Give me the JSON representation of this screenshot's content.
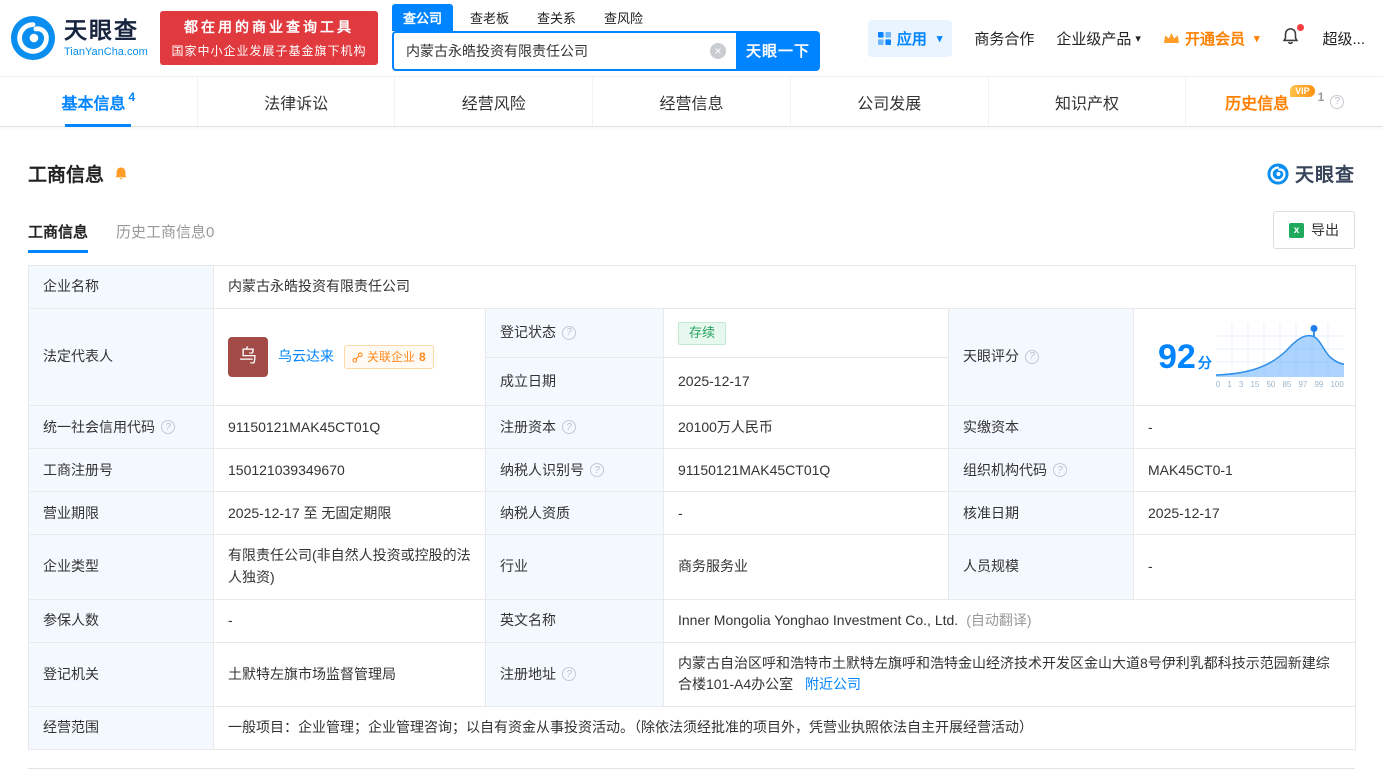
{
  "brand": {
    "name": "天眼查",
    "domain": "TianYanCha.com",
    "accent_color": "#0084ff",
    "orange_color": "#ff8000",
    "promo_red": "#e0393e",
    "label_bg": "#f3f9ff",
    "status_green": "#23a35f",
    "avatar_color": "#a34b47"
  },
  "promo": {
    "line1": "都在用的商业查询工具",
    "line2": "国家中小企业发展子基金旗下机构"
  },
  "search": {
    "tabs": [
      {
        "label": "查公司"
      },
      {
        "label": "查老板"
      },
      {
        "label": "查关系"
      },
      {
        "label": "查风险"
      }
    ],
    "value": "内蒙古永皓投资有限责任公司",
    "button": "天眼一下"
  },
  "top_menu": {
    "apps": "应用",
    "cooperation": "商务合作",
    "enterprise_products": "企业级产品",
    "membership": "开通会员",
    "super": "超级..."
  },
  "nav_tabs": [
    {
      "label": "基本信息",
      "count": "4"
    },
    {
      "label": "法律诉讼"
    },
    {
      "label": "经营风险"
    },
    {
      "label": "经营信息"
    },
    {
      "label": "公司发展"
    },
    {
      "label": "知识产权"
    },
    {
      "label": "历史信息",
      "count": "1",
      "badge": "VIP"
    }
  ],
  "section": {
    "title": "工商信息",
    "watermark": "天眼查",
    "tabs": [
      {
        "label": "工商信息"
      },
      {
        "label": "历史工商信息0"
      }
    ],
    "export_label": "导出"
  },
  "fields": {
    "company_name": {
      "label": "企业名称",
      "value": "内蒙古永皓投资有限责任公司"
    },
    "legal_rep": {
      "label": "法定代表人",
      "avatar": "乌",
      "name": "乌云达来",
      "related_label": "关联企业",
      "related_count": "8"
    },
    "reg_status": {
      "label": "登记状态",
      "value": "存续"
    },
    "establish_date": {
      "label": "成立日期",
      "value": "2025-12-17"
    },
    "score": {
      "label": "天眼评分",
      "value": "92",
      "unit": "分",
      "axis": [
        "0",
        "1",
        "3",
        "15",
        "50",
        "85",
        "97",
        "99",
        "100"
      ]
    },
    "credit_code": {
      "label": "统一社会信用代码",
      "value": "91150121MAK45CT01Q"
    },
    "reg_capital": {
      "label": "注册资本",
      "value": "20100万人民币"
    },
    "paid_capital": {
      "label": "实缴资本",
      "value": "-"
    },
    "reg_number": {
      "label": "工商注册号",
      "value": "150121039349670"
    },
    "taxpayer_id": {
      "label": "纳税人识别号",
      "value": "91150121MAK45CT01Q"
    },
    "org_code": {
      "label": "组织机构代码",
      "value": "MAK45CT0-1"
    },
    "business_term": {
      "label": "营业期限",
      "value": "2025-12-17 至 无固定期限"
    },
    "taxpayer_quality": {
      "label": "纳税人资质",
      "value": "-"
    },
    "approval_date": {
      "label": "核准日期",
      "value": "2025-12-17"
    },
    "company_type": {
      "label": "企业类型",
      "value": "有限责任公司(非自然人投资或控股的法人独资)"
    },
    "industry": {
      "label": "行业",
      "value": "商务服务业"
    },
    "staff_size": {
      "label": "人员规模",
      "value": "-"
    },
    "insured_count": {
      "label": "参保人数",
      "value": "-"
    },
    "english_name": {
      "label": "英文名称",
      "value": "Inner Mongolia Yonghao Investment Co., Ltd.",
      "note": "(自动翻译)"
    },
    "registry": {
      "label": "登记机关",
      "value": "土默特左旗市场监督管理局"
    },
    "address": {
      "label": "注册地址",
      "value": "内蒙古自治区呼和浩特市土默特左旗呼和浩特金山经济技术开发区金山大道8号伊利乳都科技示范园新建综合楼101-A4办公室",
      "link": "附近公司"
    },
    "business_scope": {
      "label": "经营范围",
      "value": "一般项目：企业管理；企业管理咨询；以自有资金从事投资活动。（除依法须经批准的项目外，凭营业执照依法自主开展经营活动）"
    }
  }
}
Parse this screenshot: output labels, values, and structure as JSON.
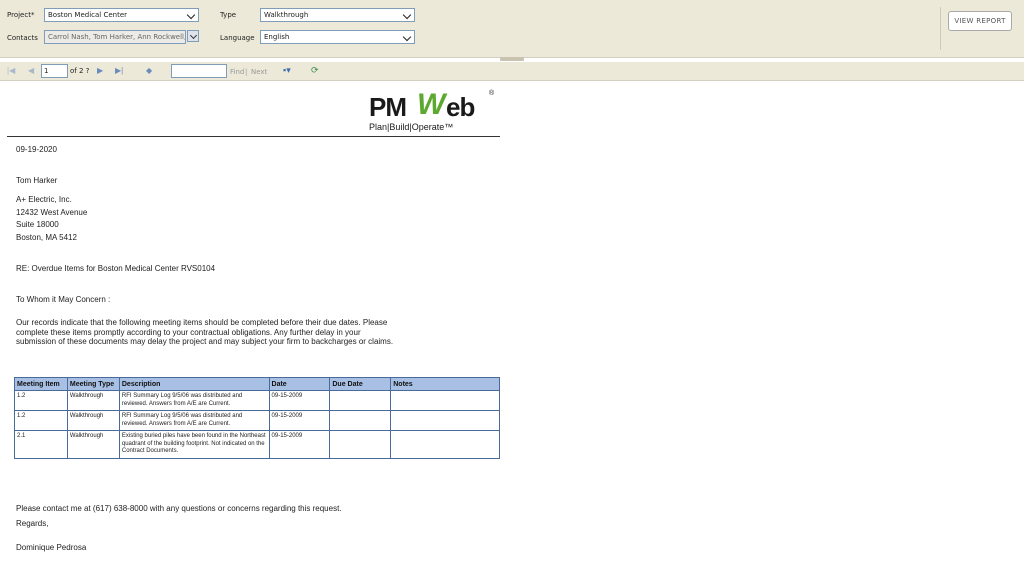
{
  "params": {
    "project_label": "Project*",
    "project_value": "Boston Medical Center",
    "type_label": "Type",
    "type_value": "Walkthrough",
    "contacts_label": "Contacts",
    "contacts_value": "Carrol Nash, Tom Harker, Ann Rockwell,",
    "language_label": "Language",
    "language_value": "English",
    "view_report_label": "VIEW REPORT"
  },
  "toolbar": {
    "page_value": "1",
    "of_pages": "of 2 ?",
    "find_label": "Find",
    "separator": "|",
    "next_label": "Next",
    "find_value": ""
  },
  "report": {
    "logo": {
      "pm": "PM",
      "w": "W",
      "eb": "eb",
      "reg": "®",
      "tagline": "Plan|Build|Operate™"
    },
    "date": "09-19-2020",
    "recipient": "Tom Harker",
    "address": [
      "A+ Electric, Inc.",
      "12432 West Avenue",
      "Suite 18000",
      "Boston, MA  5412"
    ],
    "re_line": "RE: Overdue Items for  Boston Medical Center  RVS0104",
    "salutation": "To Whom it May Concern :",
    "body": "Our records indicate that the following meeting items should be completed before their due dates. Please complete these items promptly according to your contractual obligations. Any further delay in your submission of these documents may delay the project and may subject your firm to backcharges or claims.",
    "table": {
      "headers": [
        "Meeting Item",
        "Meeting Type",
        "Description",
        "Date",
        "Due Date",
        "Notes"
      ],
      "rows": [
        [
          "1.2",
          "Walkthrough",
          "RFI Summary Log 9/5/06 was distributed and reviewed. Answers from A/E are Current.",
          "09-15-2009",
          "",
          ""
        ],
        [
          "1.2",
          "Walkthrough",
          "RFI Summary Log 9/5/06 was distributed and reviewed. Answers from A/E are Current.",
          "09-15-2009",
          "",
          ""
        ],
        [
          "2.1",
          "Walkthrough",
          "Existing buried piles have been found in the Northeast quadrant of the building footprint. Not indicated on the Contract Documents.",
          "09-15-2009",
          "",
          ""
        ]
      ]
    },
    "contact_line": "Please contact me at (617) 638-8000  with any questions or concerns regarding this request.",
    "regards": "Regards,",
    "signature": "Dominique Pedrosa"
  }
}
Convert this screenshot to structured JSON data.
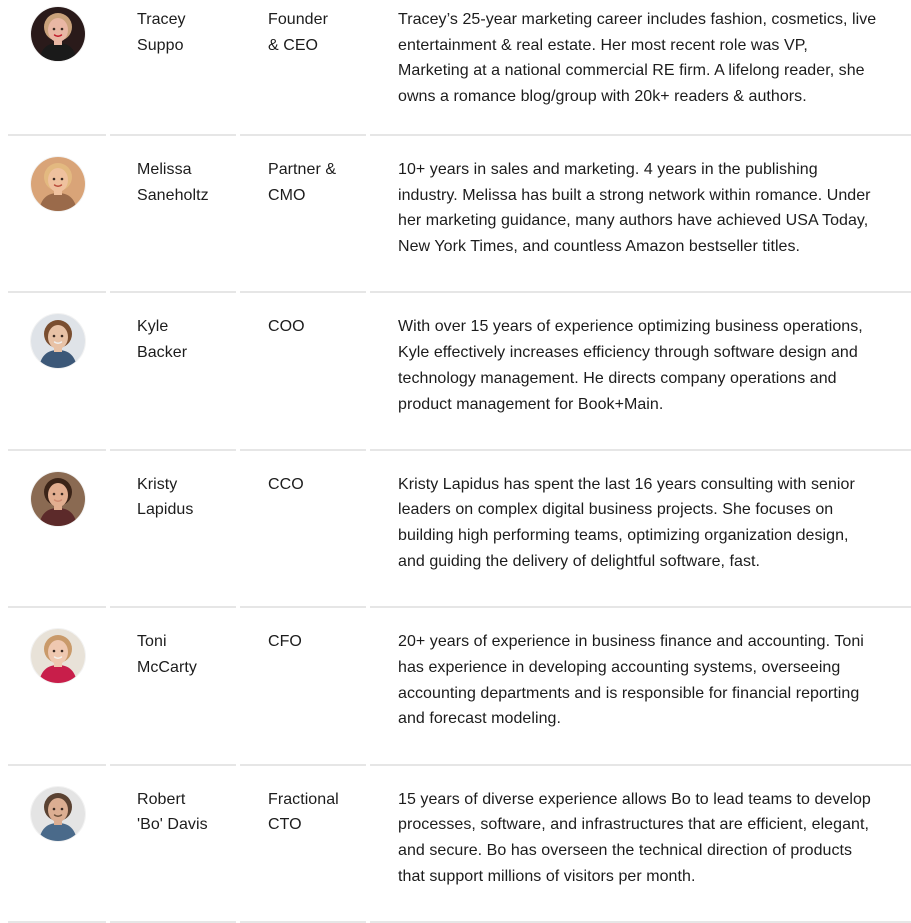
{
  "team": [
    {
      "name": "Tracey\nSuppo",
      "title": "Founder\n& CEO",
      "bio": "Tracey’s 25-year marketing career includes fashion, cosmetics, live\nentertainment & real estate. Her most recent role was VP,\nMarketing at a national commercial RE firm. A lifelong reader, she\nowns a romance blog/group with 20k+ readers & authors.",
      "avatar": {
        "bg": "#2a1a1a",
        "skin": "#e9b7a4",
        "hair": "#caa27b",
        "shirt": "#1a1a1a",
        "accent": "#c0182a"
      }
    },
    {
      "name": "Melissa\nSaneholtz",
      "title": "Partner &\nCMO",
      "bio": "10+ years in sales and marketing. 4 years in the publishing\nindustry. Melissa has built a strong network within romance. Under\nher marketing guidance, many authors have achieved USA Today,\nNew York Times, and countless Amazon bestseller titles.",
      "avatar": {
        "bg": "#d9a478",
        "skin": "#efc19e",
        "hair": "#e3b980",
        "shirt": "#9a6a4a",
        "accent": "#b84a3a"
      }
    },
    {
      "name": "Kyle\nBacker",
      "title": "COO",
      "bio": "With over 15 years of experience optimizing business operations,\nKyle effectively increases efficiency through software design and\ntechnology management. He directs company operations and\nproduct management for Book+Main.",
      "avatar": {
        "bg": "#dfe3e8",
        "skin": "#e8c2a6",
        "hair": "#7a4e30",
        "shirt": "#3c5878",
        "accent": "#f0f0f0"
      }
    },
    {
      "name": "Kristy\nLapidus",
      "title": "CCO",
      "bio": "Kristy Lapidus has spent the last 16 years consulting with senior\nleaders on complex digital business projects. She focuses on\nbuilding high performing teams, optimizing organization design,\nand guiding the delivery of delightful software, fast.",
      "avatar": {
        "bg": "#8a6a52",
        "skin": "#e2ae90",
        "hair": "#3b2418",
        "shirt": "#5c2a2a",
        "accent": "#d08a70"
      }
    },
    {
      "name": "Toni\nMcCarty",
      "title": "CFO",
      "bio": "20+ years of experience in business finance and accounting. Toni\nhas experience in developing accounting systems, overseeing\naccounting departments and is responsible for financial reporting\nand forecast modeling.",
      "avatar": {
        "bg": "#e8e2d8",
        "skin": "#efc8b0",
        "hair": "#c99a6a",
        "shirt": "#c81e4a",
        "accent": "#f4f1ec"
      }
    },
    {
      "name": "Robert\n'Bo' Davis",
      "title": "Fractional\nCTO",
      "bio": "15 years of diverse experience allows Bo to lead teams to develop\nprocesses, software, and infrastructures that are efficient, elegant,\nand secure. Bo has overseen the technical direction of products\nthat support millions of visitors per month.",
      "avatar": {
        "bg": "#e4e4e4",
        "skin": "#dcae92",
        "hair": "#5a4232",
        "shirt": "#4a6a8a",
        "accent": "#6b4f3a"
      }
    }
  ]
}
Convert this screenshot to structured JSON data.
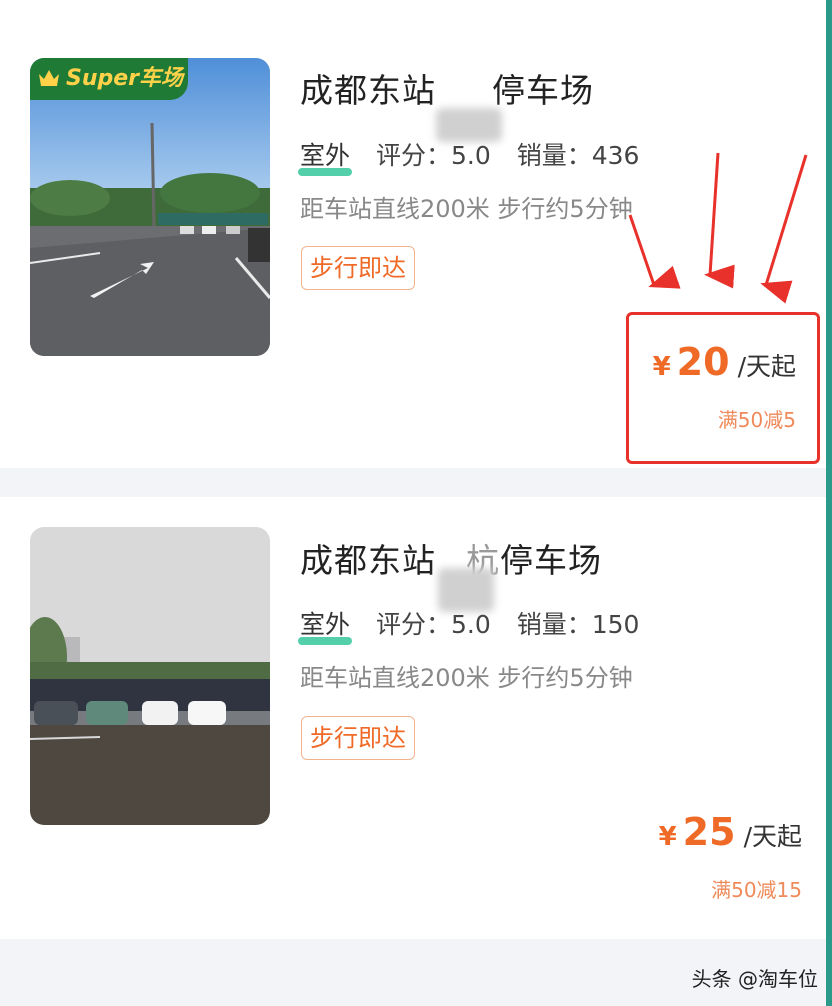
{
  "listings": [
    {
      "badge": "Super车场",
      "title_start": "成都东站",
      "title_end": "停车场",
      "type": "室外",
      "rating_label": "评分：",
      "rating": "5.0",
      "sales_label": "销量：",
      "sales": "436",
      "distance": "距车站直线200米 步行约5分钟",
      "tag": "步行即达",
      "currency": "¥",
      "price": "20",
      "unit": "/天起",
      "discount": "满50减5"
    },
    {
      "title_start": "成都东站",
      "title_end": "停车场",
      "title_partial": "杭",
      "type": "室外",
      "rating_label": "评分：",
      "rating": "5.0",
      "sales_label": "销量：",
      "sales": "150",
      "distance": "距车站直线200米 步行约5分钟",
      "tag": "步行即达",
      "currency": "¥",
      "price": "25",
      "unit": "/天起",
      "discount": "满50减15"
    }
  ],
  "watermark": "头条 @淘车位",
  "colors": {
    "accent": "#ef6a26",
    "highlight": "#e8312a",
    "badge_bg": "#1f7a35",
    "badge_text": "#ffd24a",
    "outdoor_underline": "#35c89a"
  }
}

_ _ _ _ _

=== EXERCISE DESCRIPTION ===
Reproduce each line of the entries in which the word "shirt" is found.

=== RESPONSE ===
        "shirt": "#1a1a1a",
        "shirt": "#9a6a4a",
        "shirt": "#3c5878",
        "shirt": "#5c2a2a",
        "shirt": "#c81e4a",
        "shirt": "#4a6a8a",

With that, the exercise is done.